Stored data:
****************************************

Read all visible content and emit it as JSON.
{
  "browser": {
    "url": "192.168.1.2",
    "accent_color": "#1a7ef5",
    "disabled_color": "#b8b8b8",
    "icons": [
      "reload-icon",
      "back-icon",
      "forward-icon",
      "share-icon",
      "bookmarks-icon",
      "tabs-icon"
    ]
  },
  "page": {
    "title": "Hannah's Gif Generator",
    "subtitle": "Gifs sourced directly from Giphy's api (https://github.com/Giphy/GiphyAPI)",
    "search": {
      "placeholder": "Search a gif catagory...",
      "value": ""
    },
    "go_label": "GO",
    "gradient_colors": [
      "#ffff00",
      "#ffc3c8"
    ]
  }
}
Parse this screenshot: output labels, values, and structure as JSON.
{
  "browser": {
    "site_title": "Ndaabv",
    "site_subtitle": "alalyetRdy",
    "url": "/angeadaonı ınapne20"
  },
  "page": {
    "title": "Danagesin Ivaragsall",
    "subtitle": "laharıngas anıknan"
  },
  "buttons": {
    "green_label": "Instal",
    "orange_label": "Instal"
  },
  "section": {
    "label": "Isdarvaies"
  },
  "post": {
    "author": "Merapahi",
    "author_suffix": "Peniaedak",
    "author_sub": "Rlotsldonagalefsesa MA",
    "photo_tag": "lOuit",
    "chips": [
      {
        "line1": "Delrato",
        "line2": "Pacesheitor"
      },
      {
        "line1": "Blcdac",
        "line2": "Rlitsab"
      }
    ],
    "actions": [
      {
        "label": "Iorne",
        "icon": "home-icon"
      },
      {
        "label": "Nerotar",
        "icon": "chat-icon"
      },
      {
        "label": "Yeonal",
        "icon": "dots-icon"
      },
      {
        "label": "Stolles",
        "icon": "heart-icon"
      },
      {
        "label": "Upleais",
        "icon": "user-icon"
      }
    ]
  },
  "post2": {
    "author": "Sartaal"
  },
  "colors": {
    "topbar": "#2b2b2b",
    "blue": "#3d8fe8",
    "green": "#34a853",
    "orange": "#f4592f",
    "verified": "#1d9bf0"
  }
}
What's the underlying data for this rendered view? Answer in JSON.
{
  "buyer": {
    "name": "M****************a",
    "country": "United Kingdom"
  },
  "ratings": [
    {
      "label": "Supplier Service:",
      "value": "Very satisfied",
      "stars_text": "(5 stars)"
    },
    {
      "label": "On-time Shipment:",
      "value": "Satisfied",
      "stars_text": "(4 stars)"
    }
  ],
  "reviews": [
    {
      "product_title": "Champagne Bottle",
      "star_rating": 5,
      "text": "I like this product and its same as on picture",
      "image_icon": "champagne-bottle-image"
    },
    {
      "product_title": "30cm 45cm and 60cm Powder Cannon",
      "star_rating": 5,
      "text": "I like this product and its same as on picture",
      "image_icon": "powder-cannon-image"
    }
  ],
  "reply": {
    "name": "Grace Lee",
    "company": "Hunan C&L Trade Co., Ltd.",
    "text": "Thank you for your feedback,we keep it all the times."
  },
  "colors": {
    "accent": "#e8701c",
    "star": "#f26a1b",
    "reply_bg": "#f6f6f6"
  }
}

****************************************

DIRECTIVE: Reproduce each line verbatim.

RESULT:
Read all visible content and emit it as JSON.
{
  "browser": {
    "url": "192.168.1.2",
    "accent_color": "#1a7ef5",
    "disabled_color": "#b8b8b8",
    "icons": [
      "reload-icon",
      "back-icon",
      "forward-icon",
      "share-icon",
      "bookmarks-icon",
      "tabs-icon"
    ]
  },
  "page": {
    "title": "Hannah's Gif Generator",
    "subtitle": "Gifs sourced directly from Giphy's api (https://github.com/Giphy/GiphyAPI)",
    "search": {
      "placeholder": "Search a gif catagory...",
      "value": ""
    },
    "go_label": "GO",
    "gradient_colors": [
      "#ffff00",
      "#ffc3c8"
    ]
  }
}
Parse this screenshot: output labels, values, and structure as JSON.
{
  "browser": {
    "site_title": "Ndaabv",
    "site_subtitle": "alalyetRdy",
    "url": "/angeadaonı ınapne20"
  },
  "page": {
    "title": "Danagesin Ivaragsall",
    "subtitle": "laharıngas anıknan"
  },
  "buttons": {
    "green_label": "Instal",
    "orange_label": "Instal"
  },
  "section": {
    "label": "Isdarvaies"
  },
  "post": {
    "author": "Merapahi",
    "author_suffix": "Peniaedak",
    "author_sub": "Rlotsldonagalefsesa MA",
    "photo_tag": "lOuit",
    "chips": [
      {
        "line1": "Delrato",
        "line2": "Pacesheitor"
      },
      {
        "line1": "Blcdac",
        "line2": "Rlitsab"
      }
    ],
    "actions": [
      {
        "label": "Iorne",
        "icon": "home-icon"
      },
      {
        "label": "Nerotar",
        "icon": "chat-icon"
      },
      {
        "label": "Yeonal",
        "icon": "dots-icon"
      },
      {
        "label": "Stolles",
        "icon": "heart-icon"
      },
      {
        "label": "Upleais",
        "icon": "user-icon"
      }
    ]
  },
  "post2": {
    "author": "Sartaal"
  },
  "colors": {
    "topbar": "#2b2b2b",
    "blue": "#3d8fe8",
    "green": "#34a853",
    "orange": "#f4592f",
    "verified": "#1d9bf0"
  }
}
What's the underlying data for this rendered view? Answer in JSON.
{
  "buyer": {
    "name": "M****************a",
    "country": "United Kingdom"
  },
  "ratings": [
    {
      "label": "Supplier Service:",
      "value": "Very satisfied",
      "stars_text": "(5 stars)"
    },
    {
      "label": "On-time Shipment:",
      "value": "Satisfied",
      "stars_text": "(4 stars)"
    }
  ],
  "reviews": [
    {
      "product_title": "Champagne Bottle",
      "star_rating": 5,
      "text": "I like this product and its same as on picture",
      "image_icon": "champagne-bottle-image"
    },
    {
      "product_title": "30cm 45cm and 60cm Powder Cannon",
      "star_rating": 5,
      "text": "I like this product and its same as on picture",
      "image_icon": "powder-cannon-image"
    }
  ],
  "reply": {
    "name": "Grace Lee",
    "company": "Hunan C&L Trade Co., Ltd.",
    "text": "Thank you for your feedback,we keep it all the times."
  },
  "colors": {
    "accent": "#e8701c",
    "star": "#f26a1b",
    "reply_bg": "#f6f6f6"
  }
}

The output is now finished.